# AIM OF THE TASK
Retype each entry below exactly as it stands.
======
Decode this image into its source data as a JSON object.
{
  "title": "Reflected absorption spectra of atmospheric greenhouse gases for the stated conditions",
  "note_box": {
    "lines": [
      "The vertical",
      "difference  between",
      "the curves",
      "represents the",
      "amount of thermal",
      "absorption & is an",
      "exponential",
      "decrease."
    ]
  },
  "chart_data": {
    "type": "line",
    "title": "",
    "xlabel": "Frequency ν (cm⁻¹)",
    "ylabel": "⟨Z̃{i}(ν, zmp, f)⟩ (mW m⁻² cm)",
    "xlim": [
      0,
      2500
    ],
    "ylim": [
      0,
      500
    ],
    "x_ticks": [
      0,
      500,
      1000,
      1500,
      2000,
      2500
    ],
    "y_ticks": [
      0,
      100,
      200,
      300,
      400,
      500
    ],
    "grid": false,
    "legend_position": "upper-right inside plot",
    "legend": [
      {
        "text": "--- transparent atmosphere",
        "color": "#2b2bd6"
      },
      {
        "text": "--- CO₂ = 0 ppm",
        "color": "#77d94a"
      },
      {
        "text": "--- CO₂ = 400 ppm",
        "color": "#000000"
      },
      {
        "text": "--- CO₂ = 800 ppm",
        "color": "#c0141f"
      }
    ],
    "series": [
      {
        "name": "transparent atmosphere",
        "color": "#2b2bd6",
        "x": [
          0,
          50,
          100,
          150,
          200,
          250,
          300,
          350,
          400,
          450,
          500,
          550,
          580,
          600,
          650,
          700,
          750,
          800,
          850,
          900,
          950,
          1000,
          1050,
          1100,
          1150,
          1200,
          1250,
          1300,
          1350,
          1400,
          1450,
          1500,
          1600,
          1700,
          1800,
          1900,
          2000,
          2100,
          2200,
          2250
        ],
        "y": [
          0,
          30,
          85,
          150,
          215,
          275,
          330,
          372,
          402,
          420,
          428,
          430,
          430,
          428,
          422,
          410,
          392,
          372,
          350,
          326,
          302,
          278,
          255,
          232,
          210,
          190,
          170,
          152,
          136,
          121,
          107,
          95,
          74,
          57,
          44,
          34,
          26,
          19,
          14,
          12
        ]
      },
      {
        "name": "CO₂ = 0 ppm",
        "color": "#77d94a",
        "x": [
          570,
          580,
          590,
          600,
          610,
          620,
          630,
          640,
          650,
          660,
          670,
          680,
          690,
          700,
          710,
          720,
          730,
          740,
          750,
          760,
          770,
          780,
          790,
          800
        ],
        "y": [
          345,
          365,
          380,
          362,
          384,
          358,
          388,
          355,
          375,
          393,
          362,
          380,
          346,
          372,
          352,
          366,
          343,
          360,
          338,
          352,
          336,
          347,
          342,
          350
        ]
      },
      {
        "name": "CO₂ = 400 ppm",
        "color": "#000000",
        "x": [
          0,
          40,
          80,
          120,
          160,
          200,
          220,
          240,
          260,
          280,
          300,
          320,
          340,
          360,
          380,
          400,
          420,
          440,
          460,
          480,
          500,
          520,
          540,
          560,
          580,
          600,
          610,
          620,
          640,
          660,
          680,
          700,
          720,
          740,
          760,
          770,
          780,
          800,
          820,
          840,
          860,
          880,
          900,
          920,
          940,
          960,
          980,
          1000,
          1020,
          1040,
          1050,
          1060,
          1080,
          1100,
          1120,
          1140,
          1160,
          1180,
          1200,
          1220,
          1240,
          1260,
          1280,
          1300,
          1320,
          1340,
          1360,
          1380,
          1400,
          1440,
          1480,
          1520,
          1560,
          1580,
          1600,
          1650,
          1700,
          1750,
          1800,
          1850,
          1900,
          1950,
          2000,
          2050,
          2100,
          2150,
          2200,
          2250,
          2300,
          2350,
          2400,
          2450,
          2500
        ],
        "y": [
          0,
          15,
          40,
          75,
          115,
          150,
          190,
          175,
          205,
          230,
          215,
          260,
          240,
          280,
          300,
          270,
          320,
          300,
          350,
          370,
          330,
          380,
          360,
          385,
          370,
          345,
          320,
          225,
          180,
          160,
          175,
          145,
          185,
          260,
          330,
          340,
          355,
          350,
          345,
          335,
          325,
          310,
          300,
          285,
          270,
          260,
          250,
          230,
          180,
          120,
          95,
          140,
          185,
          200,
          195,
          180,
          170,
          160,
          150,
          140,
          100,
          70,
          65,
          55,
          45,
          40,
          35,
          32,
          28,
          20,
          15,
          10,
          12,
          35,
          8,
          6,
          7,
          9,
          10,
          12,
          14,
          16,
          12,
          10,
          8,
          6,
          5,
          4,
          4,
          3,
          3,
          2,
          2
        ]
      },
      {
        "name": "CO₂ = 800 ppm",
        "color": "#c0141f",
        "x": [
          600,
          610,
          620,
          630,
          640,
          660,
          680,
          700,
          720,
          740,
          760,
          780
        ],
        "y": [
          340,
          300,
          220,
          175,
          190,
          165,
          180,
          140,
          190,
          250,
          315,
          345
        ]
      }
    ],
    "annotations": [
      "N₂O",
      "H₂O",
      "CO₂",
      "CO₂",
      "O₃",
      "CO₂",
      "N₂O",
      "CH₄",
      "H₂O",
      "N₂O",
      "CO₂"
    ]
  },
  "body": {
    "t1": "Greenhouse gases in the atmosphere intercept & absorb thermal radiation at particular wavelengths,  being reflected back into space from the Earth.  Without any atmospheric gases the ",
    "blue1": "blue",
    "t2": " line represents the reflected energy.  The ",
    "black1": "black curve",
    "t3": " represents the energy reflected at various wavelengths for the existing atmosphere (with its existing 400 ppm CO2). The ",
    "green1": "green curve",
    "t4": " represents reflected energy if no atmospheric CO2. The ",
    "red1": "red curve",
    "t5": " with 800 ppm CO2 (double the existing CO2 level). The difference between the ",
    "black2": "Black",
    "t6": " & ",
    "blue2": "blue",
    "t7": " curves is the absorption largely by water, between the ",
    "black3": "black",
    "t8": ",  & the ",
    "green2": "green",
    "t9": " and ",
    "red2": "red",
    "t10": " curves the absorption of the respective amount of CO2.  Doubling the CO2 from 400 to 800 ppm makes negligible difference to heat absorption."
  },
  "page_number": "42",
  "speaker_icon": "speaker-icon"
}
======
# TASK RESULT
Decode this image into its source data as a JSON object.
{
  "title": "Reflected absorption spectra of atmospheric greenhouse gases for the stated conditions",
  "note_box": {
    "lines": [
      "The vertical",
      "difference  between",
      "the curves",
      "represents the",
      "amount of thermal",
      "absorption & is an",
      "exponential",
      "decrease."
    ]
  },
  "chart_data": {
    "type": "line",
    "title": "",
    "xlabel": "Frequency ν (cm⁻¹)",
    "ylabel": "⟨Z̃{i}(ν, zmp, f)⟩ (mW m⁻² cm)",
    "xlim": [
      0,
      2500
    ],
    "ylim": [
      0,
      500
    ],
    "x_ticks": [
      0,
      500,
      1000,
      1500,
      2000,
      2500
    ],
    "y_ticks": [
      0,
      100,
      200,
      300,
      400,
      500
    ],
    "grid": false,
    "legend_position": "upper-right inside plot",
    "legend": [
      {
        "text": "--- transparent atmosphere",
        "color": "#2b2bd6"
      },
      {
        "text": "--- CO₂ = 0 ppm",
        "color": "#77d94a"
      },
      {
        "text": "--- CO₂ = 400 ppm",
        "color": "#000000"
      },
      {
        "text": "--- CO₂ = 800 ppm",
        "color": "#c0141f"
      }
    ],
    "series": [
      {
        "name": "transparent atmosphere",
        "color": "#2b2bd6",
        "x": [
          0,
          50,
          100,
          150,
          200,
          250,
          300,
          350,
          400,
          450,
          500,
          550,
          580,
          600,
          650,
          700,
          750,
          800,
          850,
          900,
          950,
          1000,
          1050,
          1100,
          1150,
          1200,
          1250,
          1300,
          1350,
          1400,
          1450,
          1500,
          1600,
          1700,
          1800,
          1900,
          2000,
          2100,
          2200,
          2250
        ],
        "y": [
          0,
          30,
          85,
          150,
          215,
          275,
          330,
          372,
          402,
          420,
          428,
          430,
          430,
          428,
          422,
          410,
          392,
          372,
          350,
          326,
          302,
          278,
          255,
          232,
          210,
          190,
          170,
          152,
          136,
          121,
          107,
          95,
          74,
          57,
          44,
          34,
          26,
          19,
          14,
          12
        ]
      },
      {
        "name": "CO₂ = 0 ppm",
        "color": "#77d94a",
        "x": [
          570,
          580,
          590,
          600,
          610,
          620,
          630,
          640,
          650,
          660,
          670,
          680,
          690,
          700,
          710,
          720,
          730,
          740,
          750,
          760,
          770,
          780,
          790,
          800
        ],
        "y": [
          345,
          365,
          380,
          362,
          384,
          358,
          388,
          355,
          375,
          393,
          362,
          380,
          346,
          372,
          352,
          366,
          343,
          360,
          338,
          352,
          336,
          347,
          342,
          350
        ]
      },
      {
        "name": "CO₂ = 400 ppm",
        "color": "#000000",
        "x": [
          0,
          40,
          80,
          120,
          160,
          200,
          220,
          240,
          260,
          280,
          300,
          320,
          340,
          360,
          380,
          400,
          420,
          440,
          460,
          480,
          500,
          520,
          540,
          560,
          580,
          600,
          610,
          620,
          640,
          660,
          680,
          700,
          720,
          740,
          760,
          770,
          780,
          800,
          820,
          840,
          860,
          880,
          900,
          920,
          940,
          960,
          980,
          1000,
          1020,
          1040,
          1050,
          1060,
          1080,
          1100,
          1120,
          1140,
          1160,
          1180,
          1200,
          1220,
          1240,
          1260,
          1280,
          1300,
          1320,
          1340,
          1360,
          1380,
          1400,
          1440,
          1480,
          1520,
          1560,
          1580,
          1600,
          1650,
          1700,
          1750,
          1800,
          1850,
          1900,
          1950,
          2000,
          2050,
          2100,
          2150,
          2200,
          2250,
          2300,
          2350,
          2400,
          2450,
          2500
        ],
        "y": [
          0,
          15,
          40,
          75,
          115,
          150,
          190,
          175,
          205,
          230,
          215,
          260,
          240,
          280,
          300,
          270,
          320,
          300,
          350,
          370,
          330,
          380,
          360,
          385,
          370,
          345,
          320,
          225,
          180,
          160,
          175,
          145,
          185,
          260,
          330,
          340,
          355,
          350,
          345,
          335,
          325,
          310,
          300,
          285,
          270,
          260,
          250,
          230,
          180,
          120,
          95,
          140,
          185,
          200,
          195,
          180,
          170,
          160,
          150,
          140,
          100,
          70,
          65,
          55,
          45,
          40,
          35,
          32,
          28,
          20,
          15,
          10,
          12,
          35,
          8,
          6,
          7,
          9,
          10,
          12,
          14,
          16,
          12,
          10,
          8,
          6,
          5,
          4,
          4,
          3,
          3,
          2,
          2
        ]
      },
      {
        "name": "CO₂ = 800 ppm",
        "color": "#c0141f",
        "x": [
          600,
          610,
          620,
          630,
          640,
          660,
          680,
          700,
          720,
          740,
          760,
          780
        ],
        "y": [
          340,
          300,
          220,
          175,
          190,
          165,
          180,
          140,
          190,
          250,
          315,
          345
        ]
      }
    ],
    "annotations": [
      "N₂O",
      "H₂O",
      "CO₂",
      "CO₂",
      "O₃",
      "CO₂",
      "N₂O",
      "CH₄",
      "H₂O",
      "N₂O",
      "CO₂"
    ]
  },
  "body": {
    "t1": "Greenhouse gases in the atmosphere intercept & absorb thermal radiation at particular wavelengths,  being reflected back into space from the Earth.  Without any atmospheric gases the ",
    "blue1": "blue",
    "t2": " line represents the reflected energy.  The ",
    "black1": "black curve",
    "t3": " represents the energy reflected at various wavelengths for the existing atmosphere (with its existing 400 ppm CO2). The ",
    "green1": "green curve",
    "t4": " represents reflected energy if no atmospheric CO2. The ",
    "red1": "red curve",
    "t5": " with 800 ppm CO2 (double the existing CO2 level). The difference between the ",
    "black2": "Black",
    "t6": " & ",
    "blue2": "blue",
    "t7": " curves is the absorption largely by water, between the ",
    "black3": "black",
    "t8": ",  & the ",
    "green2": "green",
    "t9": " and ",
    "red2": "red",
    "t10": " curves the absorption of the respective amount of CO2.  Doubling the CO2 from 400 to 800 ppm makes negligible difference to heat absorption."
  },
  "page_number": "42",
  "speaker_icon": "speaker-icon"
}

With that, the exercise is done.